* **GIVEN TASK**: Determine the number of lines containing the word "Александр", and state that figure alone.

* **MATERIAL SUPPLIED**:
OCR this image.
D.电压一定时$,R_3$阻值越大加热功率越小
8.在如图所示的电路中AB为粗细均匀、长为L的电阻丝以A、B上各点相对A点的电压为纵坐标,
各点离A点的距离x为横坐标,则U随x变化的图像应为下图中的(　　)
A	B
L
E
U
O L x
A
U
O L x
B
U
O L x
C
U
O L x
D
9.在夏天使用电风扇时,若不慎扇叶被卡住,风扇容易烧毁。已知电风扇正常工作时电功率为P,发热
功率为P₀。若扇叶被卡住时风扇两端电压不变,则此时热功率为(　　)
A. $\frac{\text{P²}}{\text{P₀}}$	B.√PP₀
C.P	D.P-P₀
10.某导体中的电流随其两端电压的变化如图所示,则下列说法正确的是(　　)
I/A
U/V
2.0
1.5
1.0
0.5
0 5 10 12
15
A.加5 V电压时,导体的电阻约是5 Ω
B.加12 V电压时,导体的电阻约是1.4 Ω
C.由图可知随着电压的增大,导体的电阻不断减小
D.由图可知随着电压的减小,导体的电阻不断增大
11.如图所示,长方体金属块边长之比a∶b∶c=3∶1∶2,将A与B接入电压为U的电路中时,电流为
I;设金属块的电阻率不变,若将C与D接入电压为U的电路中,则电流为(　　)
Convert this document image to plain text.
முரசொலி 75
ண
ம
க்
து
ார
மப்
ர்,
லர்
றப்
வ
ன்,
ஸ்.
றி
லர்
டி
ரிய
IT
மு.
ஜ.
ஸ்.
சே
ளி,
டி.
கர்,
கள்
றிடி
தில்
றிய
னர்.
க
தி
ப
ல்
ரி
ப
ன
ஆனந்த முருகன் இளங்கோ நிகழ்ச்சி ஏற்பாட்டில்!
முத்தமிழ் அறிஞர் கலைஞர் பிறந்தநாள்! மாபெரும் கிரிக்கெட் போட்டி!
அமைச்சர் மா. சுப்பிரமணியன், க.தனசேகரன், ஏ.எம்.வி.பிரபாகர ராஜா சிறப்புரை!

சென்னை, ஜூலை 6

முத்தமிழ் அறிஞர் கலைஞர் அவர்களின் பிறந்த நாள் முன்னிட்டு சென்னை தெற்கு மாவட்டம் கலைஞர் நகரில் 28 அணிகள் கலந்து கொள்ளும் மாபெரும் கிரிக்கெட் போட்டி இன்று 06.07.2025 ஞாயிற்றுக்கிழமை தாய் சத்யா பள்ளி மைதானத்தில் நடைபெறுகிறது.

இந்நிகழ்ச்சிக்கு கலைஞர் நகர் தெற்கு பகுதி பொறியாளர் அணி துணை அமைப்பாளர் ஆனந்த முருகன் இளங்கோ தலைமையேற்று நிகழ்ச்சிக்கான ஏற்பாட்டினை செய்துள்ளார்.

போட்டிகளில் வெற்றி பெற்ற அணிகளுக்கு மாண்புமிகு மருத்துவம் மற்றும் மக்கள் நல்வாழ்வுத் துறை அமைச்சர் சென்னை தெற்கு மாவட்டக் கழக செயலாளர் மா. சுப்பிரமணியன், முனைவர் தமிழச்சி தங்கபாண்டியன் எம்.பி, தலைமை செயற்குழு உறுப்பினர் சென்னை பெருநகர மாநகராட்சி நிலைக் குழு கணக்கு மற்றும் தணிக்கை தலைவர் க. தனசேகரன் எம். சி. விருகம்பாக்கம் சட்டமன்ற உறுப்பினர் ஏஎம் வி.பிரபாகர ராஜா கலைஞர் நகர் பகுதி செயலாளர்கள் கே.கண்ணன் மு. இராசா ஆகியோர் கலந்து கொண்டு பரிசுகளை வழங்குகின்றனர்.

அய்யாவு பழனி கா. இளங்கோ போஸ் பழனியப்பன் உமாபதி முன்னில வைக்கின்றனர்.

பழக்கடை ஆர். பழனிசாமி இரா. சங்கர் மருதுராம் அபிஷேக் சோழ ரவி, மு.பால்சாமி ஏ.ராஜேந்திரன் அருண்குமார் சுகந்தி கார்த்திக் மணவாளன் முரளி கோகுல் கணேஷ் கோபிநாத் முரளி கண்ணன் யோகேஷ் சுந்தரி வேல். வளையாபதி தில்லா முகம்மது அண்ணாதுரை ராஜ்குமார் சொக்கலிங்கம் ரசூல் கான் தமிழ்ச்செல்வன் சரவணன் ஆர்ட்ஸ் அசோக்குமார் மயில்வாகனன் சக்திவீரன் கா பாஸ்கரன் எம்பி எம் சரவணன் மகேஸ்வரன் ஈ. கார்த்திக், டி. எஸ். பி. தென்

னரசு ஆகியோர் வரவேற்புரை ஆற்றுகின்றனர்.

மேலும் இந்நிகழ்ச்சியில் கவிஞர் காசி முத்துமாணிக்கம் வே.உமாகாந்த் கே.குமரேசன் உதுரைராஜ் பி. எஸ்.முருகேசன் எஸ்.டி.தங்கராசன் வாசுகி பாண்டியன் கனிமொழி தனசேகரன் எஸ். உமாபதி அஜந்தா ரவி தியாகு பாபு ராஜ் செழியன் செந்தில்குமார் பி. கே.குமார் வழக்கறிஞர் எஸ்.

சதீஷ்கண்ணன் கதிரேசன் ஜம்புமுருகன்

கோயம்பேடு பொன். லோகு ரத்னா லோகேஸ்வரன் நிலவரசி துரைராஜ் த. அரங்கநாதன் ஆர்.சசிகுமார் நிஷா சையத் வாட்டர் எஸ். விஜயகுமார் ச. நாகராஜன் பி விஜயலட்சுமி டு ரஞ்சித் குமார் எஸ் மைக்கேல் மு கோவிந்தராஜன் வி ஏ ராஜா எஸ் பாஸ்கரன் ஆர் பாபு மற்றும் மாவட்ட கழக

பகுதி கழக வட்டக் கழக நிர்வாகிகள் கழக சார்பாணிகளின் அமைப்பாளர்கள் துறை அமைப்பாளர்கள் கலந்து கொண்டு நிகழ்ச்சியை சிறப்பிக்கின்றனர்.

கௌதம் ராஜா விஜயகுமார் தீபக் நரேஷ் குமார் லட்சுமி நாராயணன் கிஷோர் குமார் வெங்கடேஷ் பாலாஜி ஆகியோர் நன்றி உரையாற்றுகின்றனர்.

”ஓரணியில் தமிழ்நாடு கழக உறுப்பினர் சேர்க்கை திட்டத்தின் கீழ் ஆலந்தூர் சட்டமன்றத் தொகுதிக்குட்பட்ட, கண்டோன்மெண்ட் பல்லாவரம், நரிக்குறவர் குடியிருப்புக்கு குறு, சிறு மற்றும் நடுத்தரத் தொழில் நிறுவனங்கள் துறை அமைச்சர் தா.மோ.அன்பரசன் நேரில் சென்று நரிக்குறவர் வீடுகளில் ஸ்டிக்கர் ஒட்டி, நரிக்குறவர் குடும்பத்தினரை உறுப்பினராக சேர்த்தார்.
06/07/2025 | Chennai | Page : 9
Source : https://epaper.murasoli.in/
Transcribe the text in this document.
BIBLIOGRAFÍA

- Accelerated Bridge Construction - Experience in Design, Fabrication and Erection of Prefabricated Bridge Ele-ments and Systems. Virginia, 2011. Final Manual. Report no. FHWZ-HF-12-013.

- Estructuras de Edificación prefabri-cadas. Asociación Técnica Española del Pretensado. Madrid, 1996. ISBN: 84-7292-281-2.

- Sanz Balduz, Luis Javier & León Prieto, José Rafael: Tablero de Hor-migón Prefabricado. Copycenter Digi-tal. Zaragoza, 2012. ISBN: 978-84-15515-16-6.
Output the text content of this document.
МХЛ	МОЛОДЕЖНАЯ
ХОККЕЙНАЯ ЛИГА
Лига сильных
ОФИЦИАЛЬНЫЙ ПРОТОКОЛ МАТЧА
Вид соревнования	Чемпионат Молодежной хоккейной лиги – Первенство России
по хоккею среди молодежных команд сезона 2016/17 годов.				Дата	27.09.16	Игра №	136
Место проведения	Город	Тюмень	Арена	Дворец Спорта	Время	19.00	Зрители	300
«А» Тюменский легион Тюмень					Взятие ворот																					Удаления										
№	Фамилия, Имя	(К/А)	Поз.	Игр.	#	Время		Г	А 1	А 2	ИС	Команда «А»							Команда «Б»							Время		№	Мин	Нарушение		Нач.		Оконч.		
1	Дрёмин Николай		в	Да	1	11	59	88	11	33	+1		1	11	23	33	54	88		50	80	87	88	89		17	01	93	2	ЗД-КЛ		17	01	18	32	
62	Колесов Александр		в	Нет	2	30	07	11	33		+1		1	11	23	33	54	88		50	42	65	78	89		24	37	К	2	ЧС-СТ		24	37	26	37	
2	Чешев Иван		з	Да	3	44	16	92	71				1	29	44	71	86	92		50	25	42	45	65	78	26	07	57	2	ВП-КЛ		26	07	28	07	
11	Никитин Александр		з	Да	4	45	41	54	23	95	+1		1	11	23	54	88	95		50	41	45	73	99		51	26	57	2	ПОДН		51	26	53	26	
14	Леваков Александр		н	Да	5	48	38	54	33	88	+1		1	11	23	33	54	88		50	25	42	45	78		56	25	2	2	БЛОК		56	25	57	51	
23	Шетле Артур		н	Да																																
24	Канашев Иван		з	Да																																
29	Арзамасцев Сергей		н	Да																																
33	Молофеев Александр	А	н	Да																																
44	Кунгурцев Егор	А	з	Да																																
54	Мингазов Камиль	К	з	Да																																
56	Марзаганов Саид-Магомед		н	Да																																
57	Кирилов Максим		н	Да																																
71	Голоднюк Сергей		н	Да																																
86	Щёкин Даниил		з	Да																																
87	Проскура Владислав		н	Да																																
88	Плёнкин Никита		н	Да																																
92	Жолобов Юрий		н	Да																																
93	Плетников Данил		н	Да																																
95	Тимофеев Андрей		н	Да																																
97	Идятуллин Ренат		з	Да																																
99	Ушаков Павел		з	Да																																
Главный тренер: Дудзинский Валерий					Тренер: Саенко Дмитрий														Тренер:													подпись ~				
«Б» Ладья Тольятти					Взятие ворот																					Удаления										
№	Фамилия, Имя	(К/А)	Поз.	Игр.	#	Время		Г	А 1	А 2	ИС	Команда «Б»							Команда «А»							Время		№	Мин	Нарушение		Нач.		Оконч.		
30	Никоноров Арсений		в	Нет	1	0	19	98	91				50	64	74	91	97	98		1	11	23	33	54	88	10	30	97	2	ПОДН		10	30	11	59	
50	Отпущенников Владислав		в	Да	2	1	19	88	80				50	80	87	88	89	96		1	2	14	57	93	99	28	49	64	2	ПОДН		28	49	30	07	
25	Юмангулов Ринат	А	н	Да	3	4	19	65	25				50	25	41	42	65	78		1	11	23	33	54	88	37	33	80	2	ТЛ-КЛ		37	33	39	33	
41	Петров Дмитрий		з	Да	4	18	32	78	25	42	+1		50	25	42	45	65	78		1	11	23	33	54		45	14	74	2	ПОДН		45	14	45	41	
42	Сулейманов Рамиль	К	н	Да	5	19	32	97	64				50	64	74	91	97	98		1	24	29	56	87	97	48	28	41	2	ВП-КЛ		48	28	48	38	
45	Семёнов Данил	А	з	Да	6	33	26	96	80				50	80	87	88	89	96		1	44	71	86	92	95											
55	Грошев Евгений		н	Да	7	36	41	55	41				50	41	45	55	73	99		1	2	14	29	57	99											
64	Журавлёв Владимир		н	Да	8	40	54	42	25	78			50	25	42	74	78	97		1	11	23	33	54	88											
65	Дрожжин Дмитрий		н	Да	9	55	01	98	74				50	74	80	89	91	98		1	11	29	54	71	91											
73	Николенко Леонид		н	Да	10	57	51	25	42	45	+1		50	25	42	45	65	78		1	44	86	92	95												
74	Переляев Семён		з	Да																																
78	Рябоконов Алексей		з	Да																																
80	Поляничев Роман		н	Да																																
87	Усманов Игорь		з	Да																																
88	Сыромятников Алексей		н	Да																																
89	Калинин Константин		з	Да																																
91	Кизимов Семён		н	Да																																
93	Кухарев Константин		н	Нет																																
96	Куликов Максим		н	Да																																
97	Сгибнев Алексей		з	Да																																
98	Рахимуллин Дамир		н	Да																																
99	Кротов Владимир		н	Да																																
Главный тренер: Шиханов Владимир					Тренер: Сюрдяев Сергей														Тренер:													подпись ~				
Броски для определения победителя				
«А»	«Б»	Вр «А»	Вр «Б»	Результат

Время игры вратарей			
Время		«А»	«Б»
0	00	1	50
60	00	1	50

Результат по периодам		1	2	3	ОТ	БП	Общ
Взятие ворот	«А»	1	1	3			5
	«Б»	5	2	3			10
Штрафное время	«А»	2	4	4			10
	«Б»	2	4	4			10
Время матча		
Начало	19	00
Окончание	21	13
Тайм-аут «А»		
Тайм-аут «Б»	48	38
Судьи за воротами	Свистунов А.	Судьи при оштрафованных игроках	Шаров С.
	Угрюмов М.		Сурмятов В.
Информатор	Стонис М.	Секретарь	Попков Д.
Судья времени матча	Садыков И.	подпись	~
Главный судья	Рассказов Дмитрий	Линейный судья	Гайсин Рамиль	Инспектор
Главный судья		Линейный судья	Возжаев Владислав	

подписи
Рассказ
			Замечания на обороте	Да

* **SOLUTION TO THIS TASK**: 4